-- Given problem 1 --
In the ling fishing thread, how much did the brother's fish weigh?
-- Given problem 2 --
Translate this sentence from the ling fishing thread into Spanish: "We made a last minute plan to fish after church on Sunday."

-- Provided text --

···

# 2 Ling from the yaks!



## hsiF deR (Oct 4, 2009)

We made a last minute plan to fish after church on Sunday. We grabbed a quick bite to eat and headed to the launch. The plan was to head out to the 2nd color change and look for ling as we headed east. We dragged cigs hoping to pick up a smoker but no dice. 

I decided to head out a little deeper and see if we could find any bottom to drop on. I drifted over some hard bottom and flipped my flounder jig and immidiately slammed. I was worried I had a jack cause it was kicking my tail. After about 7-8 minutes, I pulled this guy up.


I looked beneath him and there was the first ling of the day mixed in with this massive school of reds. I moved on trying to get back with the school when my cig other rod with the cig on started screaming. I first thought king but then realized it was probably another red. But with no head shakes my hopes were high it was a ling. After about 30 minutes I gaffed this guy. He weighed 27#.

Now everyone is hanging into fish. Reds everywhere. At one time I had a triple on. It was a disaster. My brother hooked something that hammered off away from the school. We were sure it was a shark or a ling. After a long fight (lamiglass pier rod) he finally gaffed his. It was right at 33#.




It was a good weekend!


----------



## 16983 (Sep 12, 2011)

Sounds like it was a great weekend. Great catch, Happy eating.


----------



## Lexcore (May 5, 2012)

···

-- Dataset entries --

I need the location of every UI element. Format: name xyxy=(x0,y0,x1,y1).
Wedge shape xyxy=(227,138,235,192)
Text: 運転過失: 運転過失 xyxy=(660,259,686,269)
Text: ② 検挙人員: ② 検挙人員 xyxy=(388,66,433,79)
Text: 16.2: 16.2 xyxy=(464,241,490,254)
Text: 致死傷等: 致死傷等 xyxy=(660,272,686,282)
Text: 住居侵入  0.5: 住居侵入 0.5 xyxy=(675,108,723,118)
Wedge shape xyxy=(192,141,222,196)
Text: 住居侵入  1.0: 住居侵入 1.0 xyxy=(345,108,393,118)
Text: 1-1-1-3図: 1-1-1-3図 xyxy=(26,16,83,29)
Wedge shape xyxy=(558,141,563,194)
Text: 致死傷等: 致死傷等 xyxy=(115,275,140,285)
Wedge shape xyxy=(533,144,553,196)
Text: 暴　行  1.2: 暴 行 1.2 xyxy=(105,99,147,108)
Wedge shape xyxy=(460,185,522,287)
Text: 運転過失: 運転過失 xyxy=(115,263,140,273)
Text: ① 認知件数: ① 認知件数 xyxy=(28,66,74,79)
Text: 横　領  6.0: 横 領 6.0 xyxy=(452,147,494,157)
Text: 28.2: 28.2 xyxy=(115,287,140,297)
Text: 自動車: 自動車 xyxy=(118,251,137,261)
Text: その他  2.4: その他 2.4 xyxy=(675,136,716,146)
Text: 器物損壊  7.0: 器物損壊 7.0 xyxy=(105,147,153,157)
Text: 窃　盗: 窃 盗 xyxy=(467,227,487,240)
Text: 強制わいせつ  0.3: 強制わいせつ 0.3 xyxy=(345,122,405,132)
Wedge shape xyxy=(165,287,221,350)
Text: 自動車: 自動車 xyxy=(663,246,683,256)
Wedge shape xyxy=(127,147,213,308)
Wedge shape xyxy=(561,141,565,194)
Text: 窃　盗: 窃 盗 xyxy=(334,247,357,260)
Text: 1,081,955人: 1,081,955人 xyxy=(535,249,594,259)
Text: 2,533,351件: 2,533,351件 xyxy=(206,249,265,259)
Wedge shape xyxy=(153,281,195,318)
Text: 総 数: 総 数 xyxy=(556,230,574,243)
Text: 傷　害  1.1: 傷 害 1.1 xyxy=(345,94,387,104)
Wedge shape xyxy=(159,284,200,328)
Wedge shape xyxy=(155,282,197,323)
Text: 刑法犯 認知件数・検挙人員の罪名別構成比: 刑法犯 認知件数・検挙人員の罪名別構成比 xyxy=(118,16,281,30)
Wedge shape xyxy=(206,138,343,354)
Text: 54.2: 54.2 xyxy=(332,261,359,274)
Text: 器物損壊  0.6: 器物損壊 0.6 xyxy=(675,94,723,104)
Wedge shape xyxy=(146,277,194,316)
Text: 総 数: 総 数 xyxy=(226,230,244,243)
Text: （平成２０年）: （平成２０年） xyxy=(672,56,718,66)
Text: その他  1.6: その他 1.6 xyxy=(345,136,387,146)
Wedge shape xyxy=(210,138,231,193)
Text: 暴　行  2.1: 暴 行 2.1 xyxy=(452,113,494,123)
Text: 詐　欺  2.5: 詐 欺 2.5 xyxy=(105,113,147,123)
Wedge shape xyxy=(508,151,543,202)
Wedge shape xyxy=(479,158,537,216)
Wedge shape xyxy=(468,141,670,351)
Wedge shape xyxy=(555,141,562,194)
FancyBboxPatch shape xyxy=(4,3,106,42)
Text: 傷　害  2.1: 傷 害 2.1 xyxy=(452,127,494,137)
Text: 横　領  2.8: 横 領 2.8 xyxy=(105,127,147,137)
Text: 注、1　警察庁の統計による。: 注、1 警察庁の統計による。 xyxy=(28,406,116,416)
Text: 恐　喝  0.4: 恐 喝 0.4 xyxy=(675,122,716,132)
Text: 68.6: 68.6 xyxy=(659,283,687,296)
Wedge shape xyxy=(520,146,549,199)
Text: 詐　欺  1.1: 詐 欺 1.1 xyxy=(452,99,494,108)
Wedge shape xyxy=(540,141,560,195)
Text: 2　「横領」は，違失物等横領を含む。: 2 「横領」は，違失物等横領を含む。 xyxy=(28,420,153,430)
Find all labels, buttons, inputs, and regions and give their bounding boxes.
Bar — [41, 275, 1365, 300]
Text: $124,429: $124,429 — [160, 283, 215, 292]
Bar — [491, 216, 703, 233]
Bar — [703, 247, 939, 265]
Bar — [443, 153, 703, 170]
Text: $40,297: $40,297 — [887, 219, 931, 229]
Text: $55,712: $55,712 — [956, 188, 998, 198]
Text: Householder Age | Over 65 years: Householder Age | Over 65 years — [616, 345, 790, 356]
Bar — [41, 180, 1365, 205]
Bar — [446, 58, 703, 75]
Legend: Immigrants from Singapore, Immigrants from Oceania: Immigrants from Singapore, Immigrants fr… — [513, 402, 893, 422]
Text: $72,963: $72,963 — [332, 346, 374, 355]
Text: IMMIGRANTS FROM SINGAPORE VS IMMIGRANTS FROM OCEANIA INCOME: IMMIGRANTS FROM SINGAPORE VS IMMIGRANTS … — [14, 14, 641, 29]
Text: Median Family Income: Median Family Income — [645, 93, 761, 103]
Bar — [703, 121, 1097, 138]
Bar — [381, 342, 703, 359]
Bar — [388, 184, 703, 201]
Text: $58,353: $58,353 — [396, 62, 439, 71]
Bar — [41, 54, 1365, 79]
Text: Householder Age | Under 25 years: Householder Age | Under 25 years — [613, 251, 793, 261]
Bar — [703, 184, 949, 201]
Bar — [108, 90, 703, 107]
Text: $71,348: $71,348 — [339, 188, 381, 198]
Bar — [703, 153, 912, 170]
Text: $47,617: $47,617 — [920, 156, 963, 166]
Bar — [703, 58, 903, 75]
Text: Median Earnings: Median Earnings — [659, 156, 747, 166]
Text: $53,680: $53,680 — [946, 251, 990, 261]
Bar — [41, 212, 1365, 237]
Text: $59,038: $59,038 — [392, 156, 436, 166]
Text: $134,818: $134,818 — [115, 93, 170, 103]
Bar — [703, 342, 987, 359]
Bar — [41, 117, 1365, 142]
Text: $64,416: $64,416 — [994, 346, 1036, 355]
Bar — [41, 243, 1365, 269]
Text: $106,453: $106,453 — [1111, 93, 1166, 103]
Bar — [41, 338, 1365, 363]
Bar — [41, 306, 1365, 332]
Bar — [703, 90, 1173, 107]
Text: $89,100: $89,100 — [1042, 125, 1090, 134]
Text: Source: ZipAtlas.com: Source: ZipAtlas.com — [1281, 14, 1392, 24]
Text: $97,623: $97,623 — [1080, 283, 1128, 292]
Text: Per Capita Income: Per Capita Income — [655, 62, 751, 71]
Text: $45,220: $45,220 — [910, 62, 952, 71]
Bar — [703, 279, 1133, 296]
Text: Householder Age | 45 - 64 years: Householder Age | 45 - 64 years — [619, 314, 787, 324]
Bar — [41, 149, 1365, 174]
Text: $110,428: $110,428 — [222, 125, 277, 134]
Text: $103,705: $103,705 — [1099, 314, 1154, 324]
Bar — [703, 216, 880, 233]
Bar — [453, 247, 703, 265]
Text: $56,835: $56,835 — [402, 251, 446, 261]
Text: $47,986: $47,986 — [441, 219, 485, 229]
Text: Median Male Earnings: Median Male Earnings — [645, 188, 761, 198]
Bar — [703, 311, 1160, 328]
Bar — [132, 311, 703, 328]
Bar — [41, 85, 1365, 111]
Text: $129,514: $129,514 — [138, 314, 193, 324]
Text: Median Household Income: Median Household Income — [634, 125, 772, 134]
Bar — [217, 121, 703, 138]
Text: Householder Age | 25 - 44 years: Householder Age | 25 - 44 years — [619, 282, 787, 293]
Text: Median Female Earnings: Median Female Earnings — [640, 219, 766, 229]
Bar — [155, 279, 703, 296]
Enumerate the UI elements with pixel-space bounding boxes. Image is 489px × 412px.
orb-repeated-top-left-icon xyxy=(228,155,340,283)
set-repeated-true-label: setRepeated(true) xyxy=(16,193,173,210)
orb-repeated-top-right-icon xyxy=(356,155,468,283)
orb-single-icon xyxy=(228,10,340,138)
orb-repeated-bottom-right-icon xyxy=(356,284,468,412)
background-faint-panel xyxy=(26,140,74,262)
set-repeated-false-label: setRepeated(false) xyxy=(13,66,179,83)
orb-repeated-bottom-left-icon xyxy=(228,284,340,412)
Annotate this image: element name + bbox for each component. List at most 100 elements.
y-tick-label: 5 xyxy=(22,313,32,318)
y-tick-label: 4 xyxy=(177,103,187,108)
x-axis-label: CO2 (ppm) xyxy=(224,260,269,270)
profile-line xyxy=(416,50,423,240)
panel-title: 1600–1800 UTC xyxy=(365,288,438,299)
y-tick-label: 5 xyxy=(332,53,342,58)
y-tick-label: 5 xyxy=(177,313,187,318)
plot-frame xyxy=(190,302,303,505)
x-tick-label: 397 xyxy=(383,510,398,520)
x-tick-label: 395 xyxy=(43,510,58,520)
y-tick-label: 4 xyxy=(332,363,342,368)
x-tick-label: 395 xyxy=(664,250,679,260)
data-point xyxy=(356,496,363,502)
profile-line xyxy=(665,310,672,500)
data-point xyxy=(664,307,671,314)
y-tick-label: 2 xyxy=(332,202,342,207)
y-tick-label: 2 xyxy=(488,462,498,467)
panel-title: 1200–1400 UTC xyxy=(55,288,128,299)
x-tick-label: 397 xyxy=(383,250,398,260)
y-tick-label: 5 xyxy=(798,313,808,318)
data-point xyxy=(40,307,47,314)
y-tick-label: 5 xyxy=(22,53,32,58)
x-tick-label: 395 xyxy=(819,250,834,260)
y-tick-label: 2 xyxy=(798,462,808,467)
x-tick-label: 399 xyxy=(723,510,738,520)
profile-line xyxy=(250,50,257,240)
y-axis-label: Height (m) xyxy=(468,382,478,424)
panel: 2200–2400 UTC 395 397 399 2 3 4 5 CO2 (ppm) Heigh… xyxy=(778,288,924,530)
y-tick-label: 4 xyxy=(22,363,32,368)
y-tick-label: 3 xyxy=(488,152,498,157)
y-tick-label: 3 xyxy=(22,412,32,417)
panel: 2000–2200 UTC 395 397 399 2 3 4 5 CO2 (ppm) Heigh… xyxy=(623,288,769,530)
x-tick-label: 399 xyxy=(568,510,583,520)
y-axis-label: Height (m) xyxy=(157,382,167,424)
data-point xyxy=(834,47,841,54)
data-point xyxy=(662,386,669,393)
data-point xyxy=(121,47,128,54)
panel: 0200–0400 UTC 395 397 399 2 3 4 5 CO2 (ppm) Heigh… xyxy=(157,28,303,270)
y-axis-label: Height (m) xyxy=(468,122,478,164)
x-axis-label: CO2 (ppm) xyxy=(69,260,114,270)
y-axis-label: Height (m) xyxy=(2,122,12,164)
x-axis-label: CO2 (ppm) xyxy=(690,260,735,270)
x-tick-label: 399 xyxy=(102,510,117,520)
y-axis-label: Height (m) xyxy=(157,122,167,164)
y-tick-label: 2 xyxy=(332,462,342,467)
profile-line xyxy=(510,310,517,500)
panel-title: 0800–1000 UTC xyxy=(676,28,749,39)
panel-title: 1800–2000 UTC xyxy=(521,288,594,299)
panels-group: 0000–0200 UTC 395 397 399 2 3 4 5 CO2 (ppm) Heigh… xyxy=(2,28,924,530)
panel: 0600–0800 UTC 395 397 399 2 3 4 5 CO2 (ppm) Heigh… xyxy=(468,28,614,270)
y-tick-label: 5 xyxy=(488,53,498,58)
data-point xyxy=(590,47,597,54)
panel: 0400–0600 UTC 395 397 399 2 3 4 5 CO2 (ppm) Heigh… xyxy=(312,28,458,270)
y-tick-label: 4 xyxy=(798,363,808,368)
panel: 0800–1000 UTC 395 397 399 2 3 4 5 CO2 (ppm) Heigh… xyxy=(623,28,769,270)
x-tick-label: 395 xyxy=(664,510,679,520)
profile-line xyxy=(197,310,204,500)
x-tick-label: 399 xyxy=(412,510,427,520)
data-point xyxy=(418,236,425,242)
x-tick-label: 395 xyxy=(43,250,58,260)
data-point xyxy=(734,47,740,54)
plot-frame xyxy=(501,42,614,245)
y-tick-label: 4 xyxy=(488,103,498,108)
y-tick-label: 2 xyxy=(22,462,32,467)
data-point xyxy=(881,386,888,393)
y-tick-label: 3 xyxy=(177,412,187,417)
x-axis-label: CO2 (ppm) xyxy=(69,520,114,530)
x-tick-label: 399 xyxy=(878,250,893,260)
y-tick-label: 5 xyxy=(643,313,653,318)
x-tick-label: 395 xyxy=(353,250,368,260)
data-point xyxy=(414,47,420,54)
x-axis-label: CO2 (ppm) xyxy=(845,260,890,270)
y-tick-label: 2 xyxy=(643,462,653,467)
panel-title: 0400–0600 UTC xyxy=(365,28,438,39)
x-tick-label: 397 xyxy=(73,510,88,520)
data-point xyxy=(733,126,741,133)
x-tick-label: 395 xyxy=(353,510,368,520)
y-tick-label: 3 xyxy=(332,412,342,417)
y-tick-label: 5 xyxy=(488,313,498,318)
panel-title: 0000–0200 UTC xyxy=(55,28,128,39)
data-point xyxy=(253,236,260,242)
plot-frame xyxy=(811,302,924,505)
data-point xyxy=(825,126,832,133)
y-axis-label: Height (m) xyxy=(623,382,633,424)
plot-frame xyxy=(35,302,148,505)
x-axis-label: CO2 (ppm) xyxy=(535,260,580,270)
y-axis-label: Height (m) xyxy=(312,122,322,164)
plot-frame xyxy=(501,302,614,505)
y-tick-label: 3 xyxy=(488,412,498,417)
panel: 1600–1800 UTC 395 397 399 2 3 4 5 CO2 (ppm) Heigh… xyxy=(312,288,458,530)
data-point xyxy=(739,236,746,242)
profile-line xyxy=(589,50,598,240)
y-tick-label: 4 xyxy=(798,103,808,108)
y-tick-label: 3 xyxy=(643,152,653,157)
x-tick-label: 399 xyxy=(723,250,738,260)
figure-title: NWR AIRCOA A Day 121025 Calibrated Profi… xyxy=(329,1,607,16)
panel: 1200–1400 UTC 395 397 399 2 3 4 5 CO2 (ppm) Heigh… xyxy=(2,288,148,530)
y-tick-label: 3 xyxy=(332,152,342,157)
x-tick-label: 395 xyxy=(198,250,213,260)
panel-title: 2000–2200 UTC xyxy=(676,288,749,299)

···

-- Task output 1 --
It was right at 33 pounds.

-- Task output 2 --
Hicimos un plan de último momento para ir a pescar después de la iglesia el domingo.